- Brief
Filter the records below and copy every line containing the word "document".

- Dataset entries
• • • • • • •

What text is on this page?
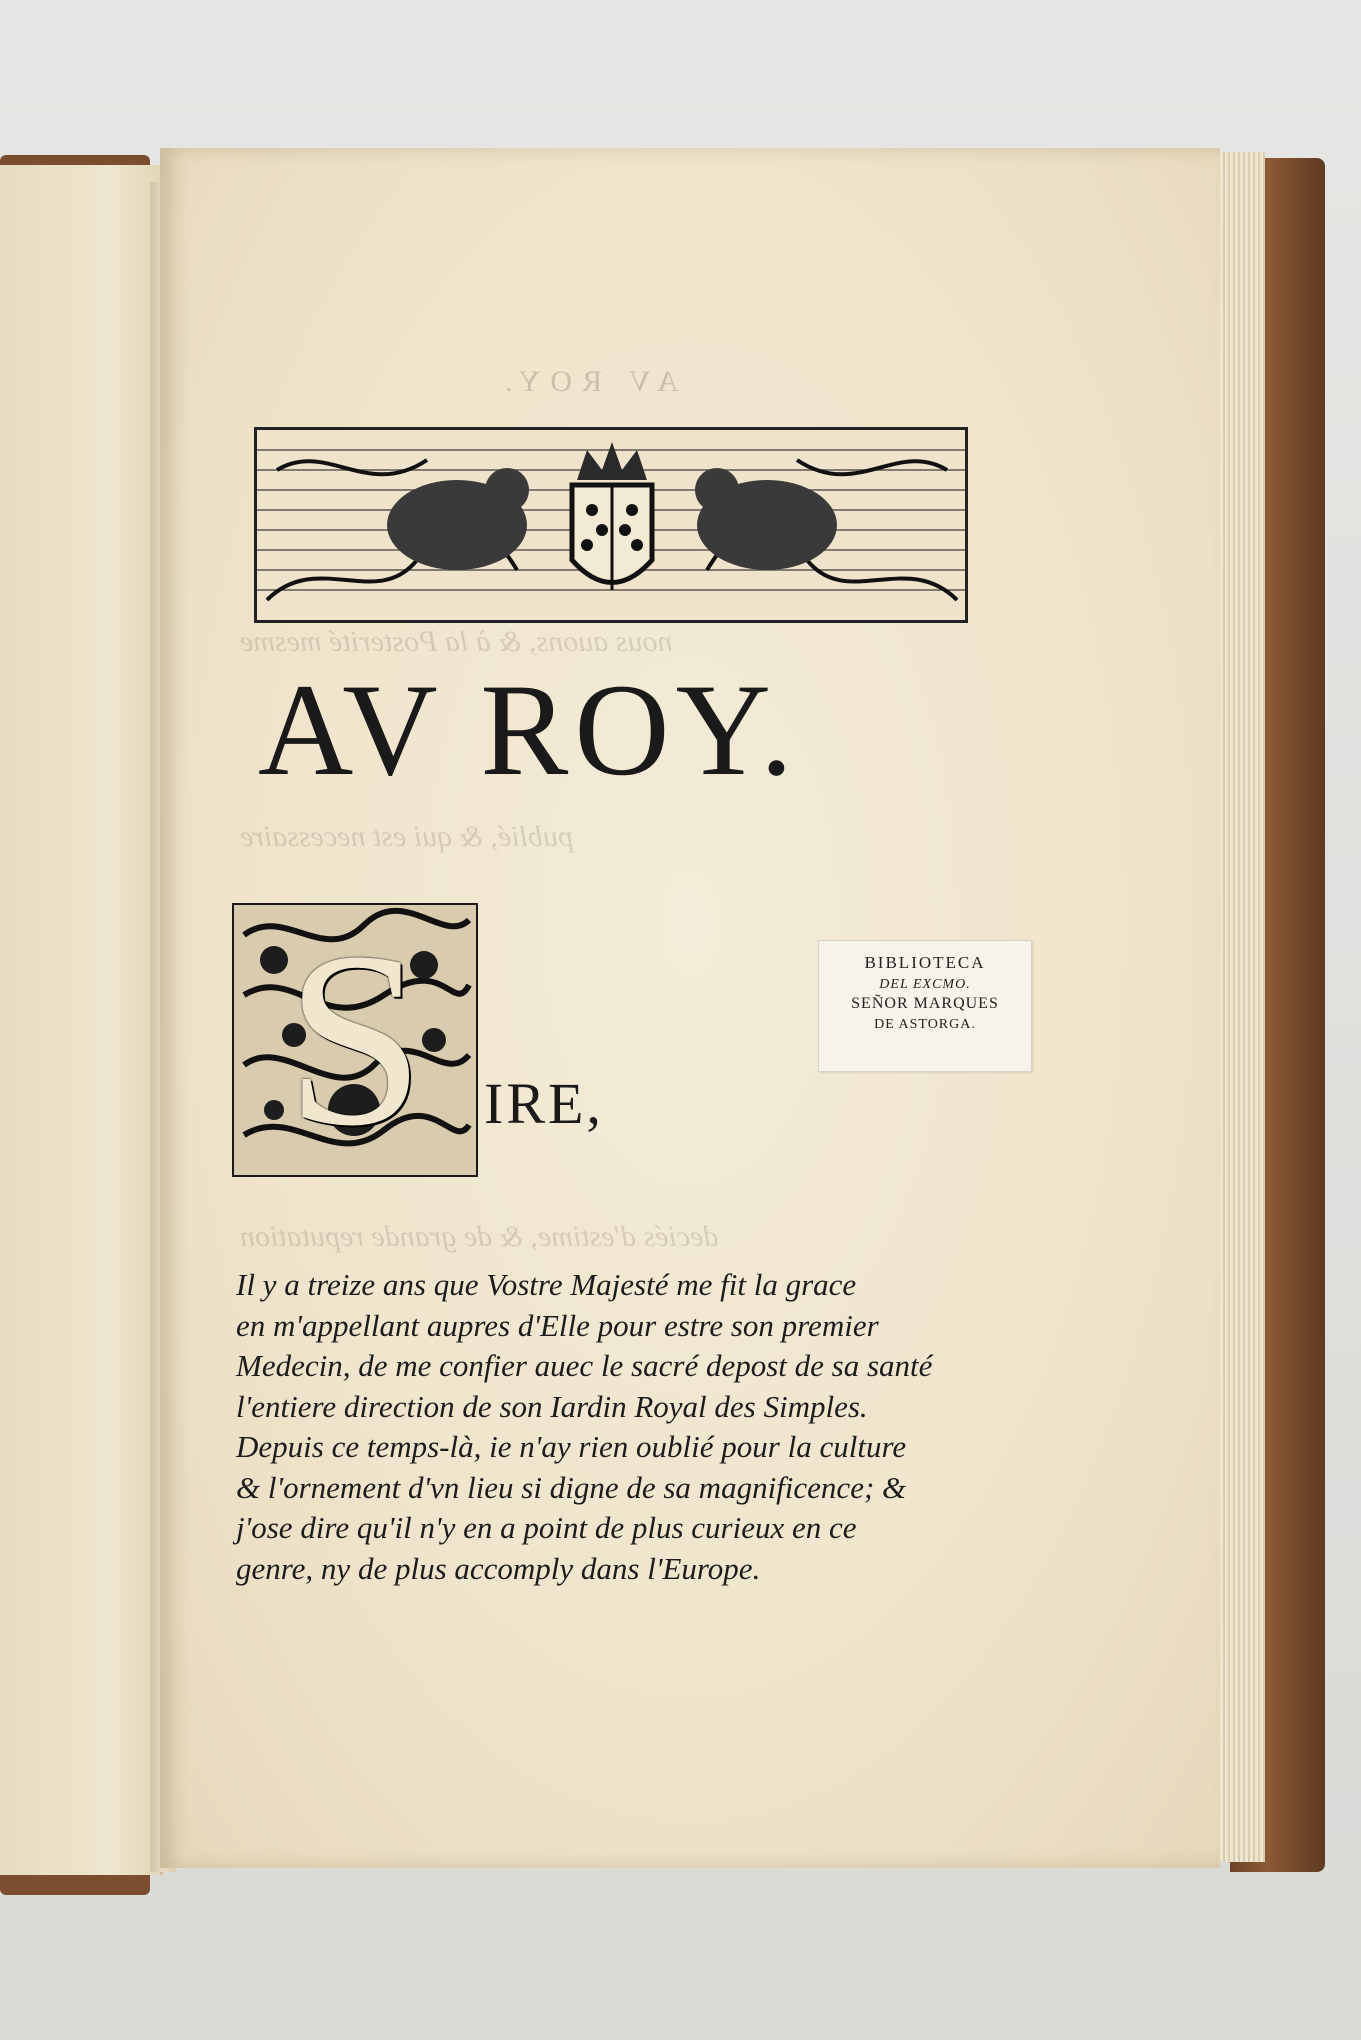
nous auons, & à la Posterité mesme
publié, & qui est necessaire
deciés d'estime, & de grande reputation
AV ROY.
AV ROY.
S	IRE,
BIBLIOTECA
DEL EXCMO.
SEÑOR MARQUES
DE ASTORGA.
Il y a treize ans que Vostre Majesté me fit la grace
en m'appellant aupres d'Elle pour estre son premier
Medecin, de me confier auec le sacré depost de sa santé
l'entiere direction de son Iardin Royal des Simples.
Depuis ce temps-là, ie n'ay rien oublié pour la culture
& l'ornement d'vn lieu si digne de sa magnificence; &
j'ose dire qu'il n'y en a point de plus curieux en ce
genre, ny de plus accomply dans l'Europe.
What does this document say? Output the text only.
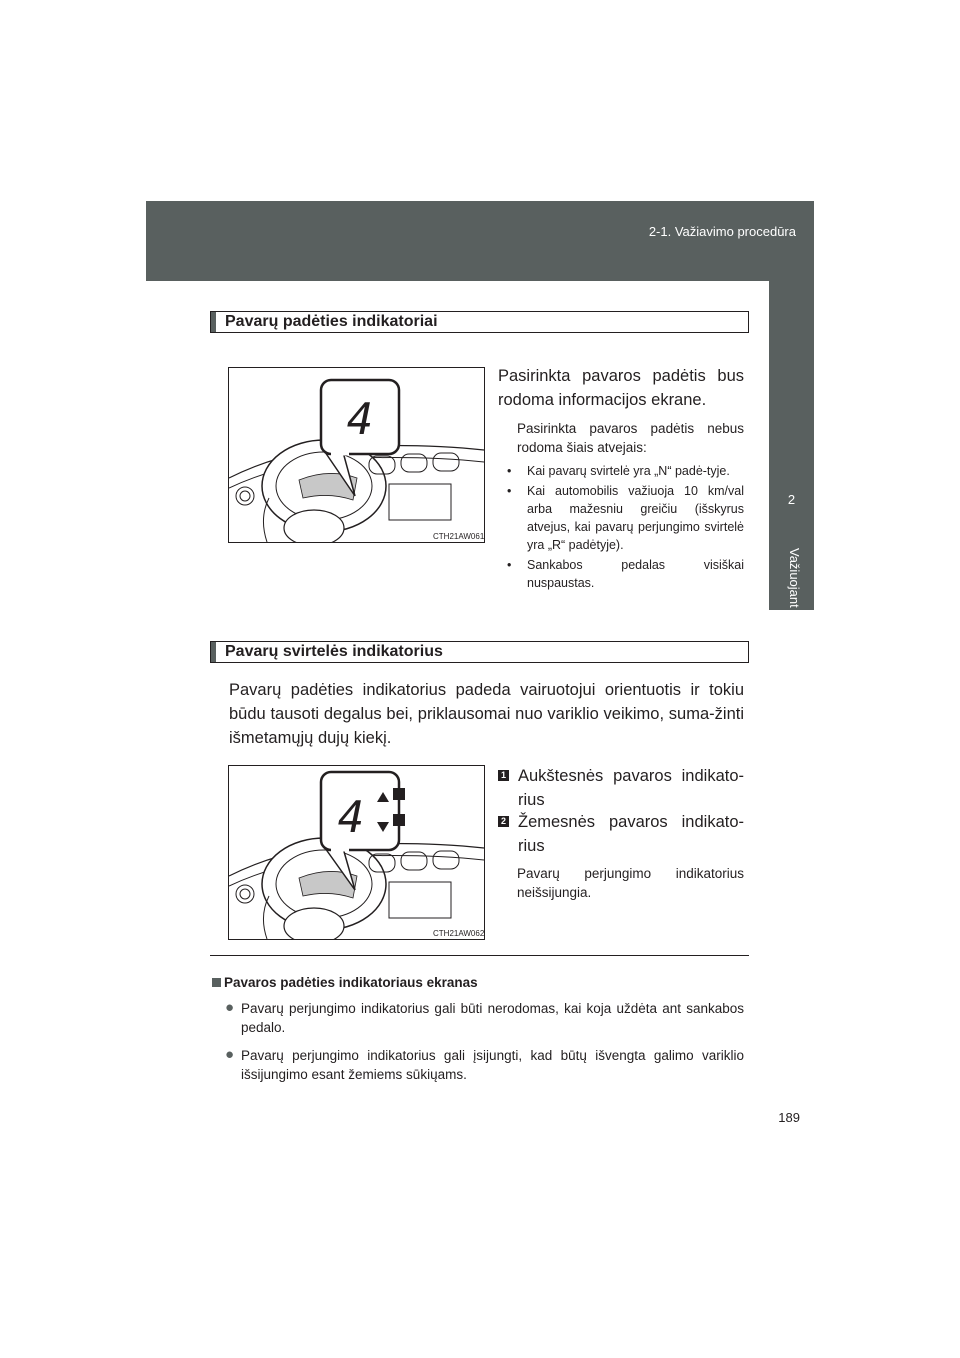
2-1. Važiavimo procedūra
2
Važiuojant
Pavarų padėties indikatoriai
4
CTH21AW061
Pasirinkta pavaros padėtis bus rodoma informacijos ekrane.
Pasirinkta pavaros padėtis nebus rodoma šiais atvejais:
• Kai pavarų svirtelė yra „N“ padė-tyje.
• Kai automobilis važiuoja 10 km/val arba mažesniu greičiu (išskyrus atvejus, kai pavarų perjungimo svirtelė yra „R“ padėtyje).
• Sankabos pedalas visiškai nuspaustas.
Pavarų svirtelės indikatorius
Pavarų padėties indikatorius padeda vairuotojui orientuotis ir tokiu būdu tausoti degalus bei, priklausomai nuo variklio veikimo, suma-žinti išmetamųjų dujų kiekį.
4
CTH21AW062
1 Aukštesnės pavaros indikato-rius
2 Žemesnės pavaros indikato-rius
Pavarų perjungimo indikatorius neišsijungia.
Pavaros padėties indikatoriaus ekranas
● Pavarų perjungimo indikatorius gali būti nerodomas, kai koja uždėta ant sankabos pedalo.
● Pavarų perjungimo indikatorius gali įsijungti, kad būtų išvengta galimo variklio išsijungimo esant žemiems sūkiųams.
189
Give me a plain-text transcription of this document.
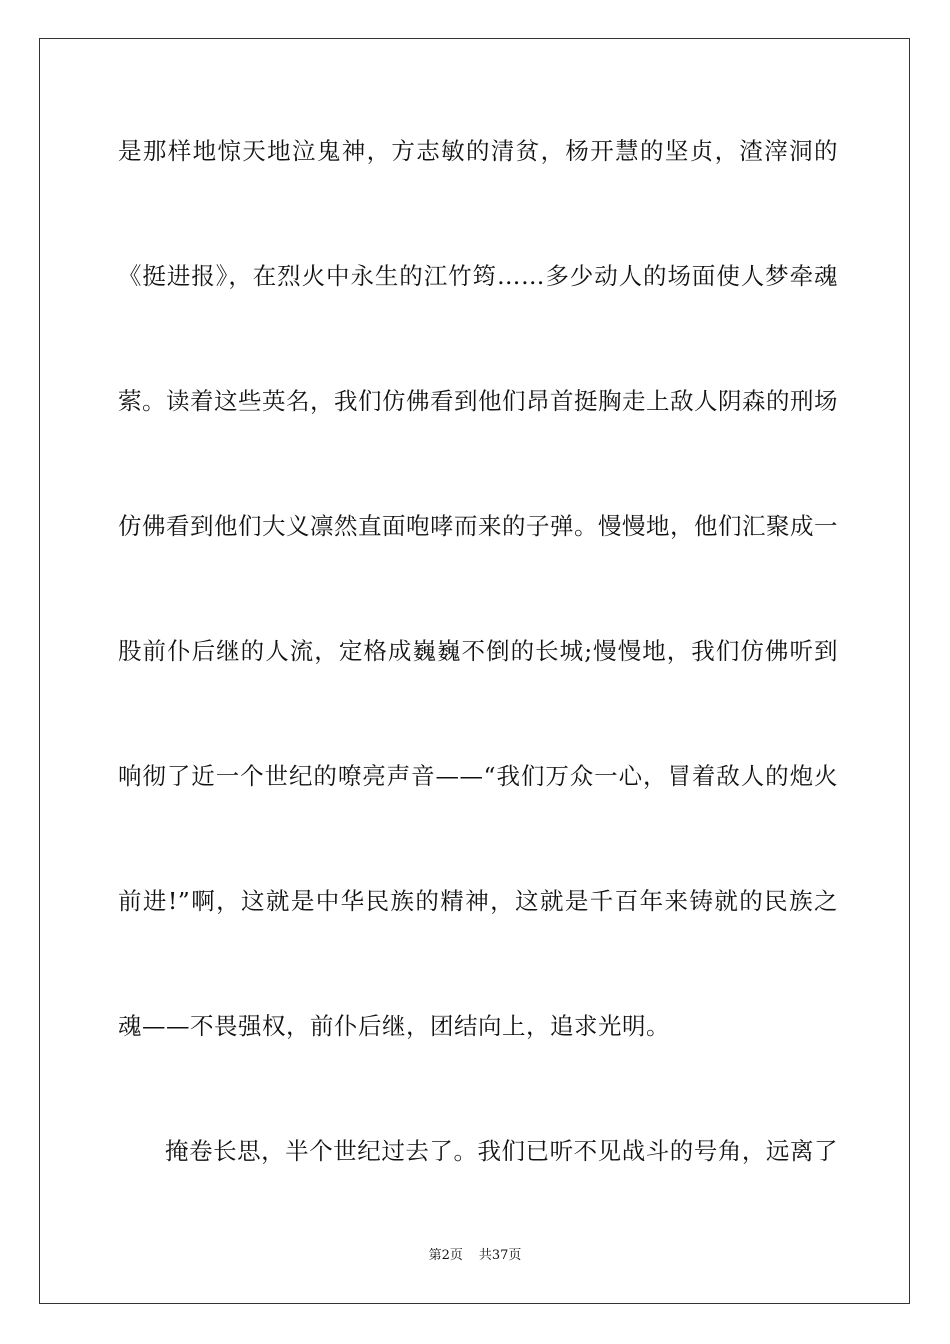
是那样地惊天地泣鬼神，方志敏的清贫，杨开慧的坚贞，渣滓洞的
《挺进报》，在烈火中永生的江竹筠……多少动人的场面使人梦牵魂
萦。读着这些英名，我们仿佛看到他们昂首挺胸走上敌人阴森的刑场
仿佛看到他们大义凛然直面咆哮而来的子弹。慢慢地，他们汇聚成一
股前仆后继的人流，定格成巍巍不倒的长城;慢慢地，我们仿佛听到
响彻了近一个世纪的嘹亮声音——“我们万众一心，冒着敌人的炮火
前进!”啊，这就是中华民族的精神，这就是千百年来铸就的民族之
魂——不畏强权，前仆后继，团结向上，追求光明。
掩卷长思，半个世纪过去了。我们已听不见战斗的号角，远离了
第2页 共37页
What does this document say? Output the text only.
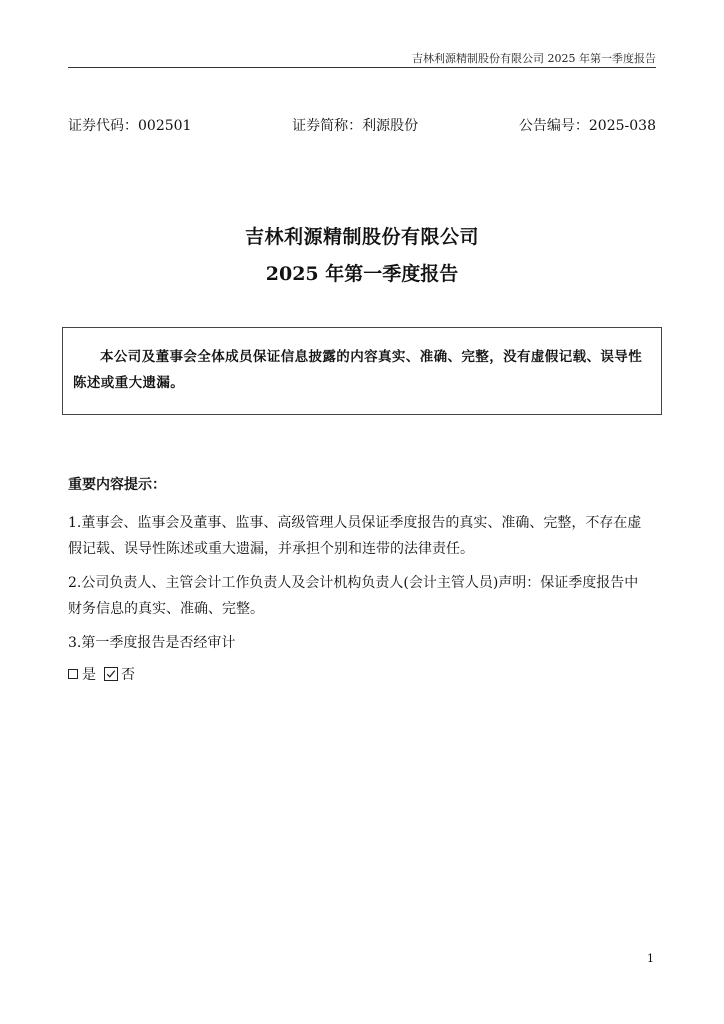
吉林利源精制股份有限公司 2025 年第一季度报告
证券代码：002501	证券简称：利源股份	公告编号：2025-038
吉林利源精制股份有限公司
2025 年第一季度报告

本公司及董事会全体成员保证信息披露的内容真实、准确、完整，没有虚假记载、误导性陈述或重大遗漏。

重要内容提示：

1.董事会、监事会及董事、监事、高级管理人员保证季度报告的真实、准确、完整，不存在虚假记载、误导性陈述或重大遗漏，并承担个别和连带的法律责任。

2.公司负责人、主管会计工作负责人及会计机构负责人(会计主管人员)声明：保证季度报告中财务信息的真实、准确、完整。

3.第一季度报告是否经审计

是 否
1
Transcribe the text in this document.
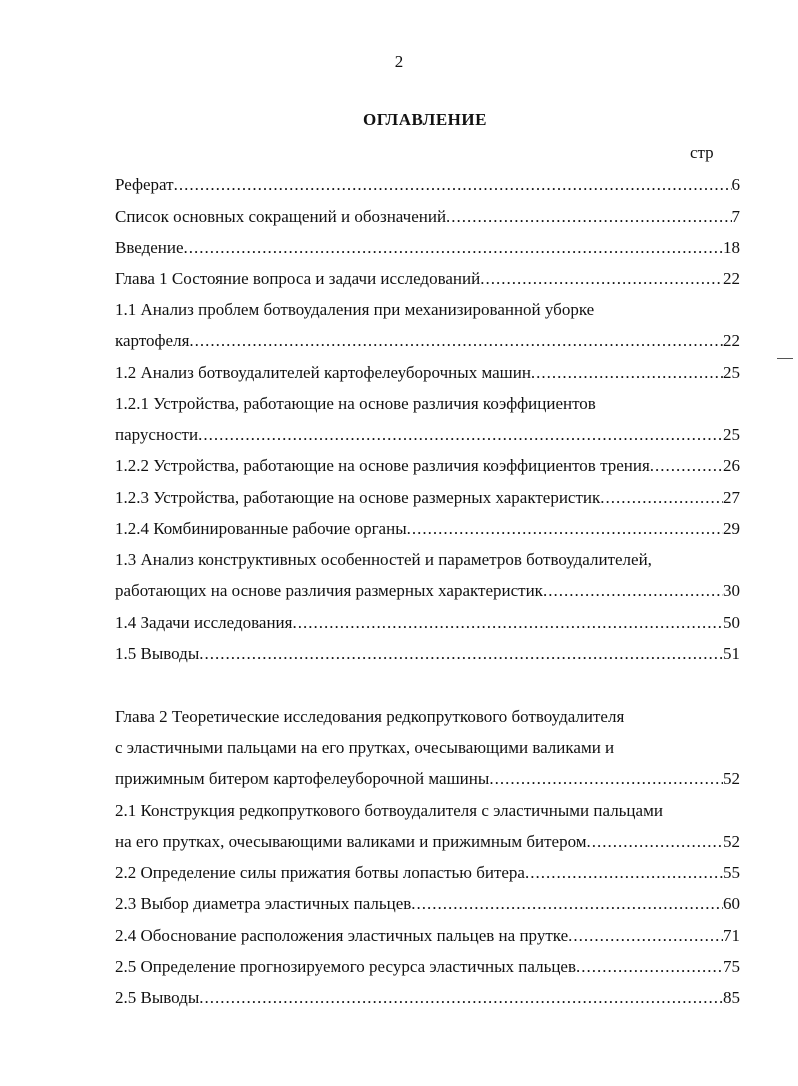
2
ОГЛАВЛЕНИЕ
стр
Реферат .....	6
Список основных сокращений и обозначений .....	7
Введение .....	18
Глава 1 Состояние вопроса и задачи исследований .....	22
1.1 Анализ проблем ботвоудаления при механизированной уборке
картофеля .....	22
1.2 Анализ ботвоудалителей картофелеуборочных машин .....	25
1.2.1 Устройства, работающие на основе различия коэффициентов
парусности .....	25
1.2.2 Устройства, работающие на основе различия коэффициентов трения .....	26
1.2.3 Устройства, работающие на основе размерных характеристик .....	27
1.2.4 Комбинированные рабочие органы .....	29
1.3 Анализ конструктивных особенностей и параметров ботвоудалителей,
работающих на основе различия размерных характеристик .....	30
1.4 Задачи исследования .....	50
1.5 Выводы .....	51
Глава 2 Теоретические исследования редкопруткового ботвоудалителя
с эластичными пальцами на его прутках, очесывающими валиками и
прижимным битером картофелеуборочной машины .....	52
2.1 Конструкция редкопруткового ботвоудалителя с эластичными пальцами
на его прутках, очесывающими валиками и прижимным битером .....	52
2.2 Определение силы прижатия ботвы лопастью битера .....	55
2.3 Выбор диаметра эластичных пальцев .....	60
2.4 Обоснование расположения эластичных пальцев на прутке .....	71
2.5 Определение прогнозируемого ресурса эластичных пальцев .....	75
2.5 Выводы .....	85
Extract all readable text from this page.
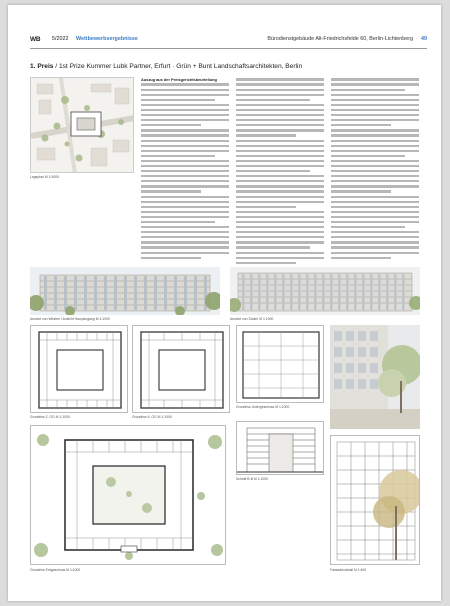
WB 5/2022 Wettbewerbsergebnisse	Bürodienstgebäude Alt-Friedrichsfelde 60, Berlin-Lichtenberg 49
1. Preis / 1st Prize Kummer Lubk Partner, Erfurt · Grün + Bunt Landschaftsarchitekten, Berlin
Lageplan M 1:5000
Auszug aus der Preisgerichtsbeurteilung
Ansicht von Westen / Ansicht Hauptzugang M 1:1000	Ansicht von Süden M 1:1000
Grundriss 2. OG M 1:1000	Grundriss 6. OG M 1:1000
Grundriss Untergeschoss M 1:1000
Schnitt B-B M 1:1000
Grundriss Erdgeschoss M 1:1000	Fassadendetail M 1:400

• • • • • • •

- Exercise answer
What does this document say? Output the text only.
Give me a plain-text transcription of this document.
What does this document say? Output the text only.
Transcribe the text in this document.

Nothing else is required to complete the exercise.